> _Do this_
Count how many lines include "chevron" and answer with that number only.

> _Extracted records_
========================

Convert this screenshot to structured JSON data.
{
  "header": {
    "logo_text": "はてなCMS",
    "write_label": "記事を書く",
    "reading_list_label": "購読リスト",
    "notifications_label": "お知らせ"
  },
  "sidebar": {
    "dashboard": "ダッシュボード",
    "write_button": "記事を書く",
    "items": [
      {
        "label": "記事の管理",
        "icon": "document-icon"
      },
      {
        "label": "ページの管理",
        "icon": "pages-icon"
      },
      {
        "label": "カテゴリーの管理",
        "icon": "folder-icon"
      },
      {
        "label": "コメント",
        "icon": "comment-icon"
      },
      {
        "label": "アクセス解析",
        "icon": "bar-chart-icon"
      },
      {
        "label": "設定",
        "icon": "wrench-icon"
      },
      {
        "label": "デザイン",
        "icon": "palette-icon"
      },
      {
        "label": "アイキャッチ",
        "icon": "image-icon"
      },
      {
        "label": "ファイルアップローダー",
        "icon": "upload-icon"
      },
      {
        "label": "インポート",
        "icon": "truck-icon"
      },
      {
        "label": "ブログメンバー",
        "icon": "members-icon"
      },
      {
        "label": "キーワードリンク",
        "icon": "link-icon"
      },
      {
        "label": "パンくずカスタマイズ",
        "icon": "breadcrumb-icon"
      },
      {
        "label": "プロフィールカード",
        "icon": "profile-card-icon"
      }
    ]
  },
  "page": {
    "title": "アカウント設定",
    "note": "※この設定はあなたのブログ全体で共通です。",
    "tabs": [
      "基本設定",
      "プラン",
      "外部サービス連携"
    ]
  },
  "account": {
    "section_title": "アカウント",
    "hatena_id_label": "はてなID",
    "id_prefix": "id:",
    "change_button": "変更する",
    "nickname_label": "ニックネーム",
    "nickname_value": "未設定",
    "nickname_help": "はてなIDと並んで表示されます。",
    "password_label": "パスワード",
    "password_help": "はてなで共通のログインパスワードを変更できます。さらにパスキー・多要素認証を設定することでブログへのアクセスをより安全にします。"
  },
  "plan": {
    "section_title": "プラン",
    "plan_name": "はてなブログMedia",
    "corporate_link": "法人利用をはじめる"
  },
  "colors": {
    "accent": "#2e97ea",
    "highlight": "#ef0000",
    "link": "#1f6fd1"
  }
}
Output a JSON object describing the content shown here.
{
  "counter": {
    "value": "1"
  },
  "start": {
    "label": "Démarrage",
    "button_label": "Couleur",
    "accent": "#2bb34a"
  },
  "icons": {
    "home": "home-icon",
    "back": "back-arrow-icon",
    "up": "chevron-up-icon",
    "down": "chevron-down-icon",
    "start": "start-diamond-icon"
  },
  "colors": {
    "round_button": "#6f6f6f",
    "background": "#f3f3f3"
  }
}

========================

> _Right answer_
2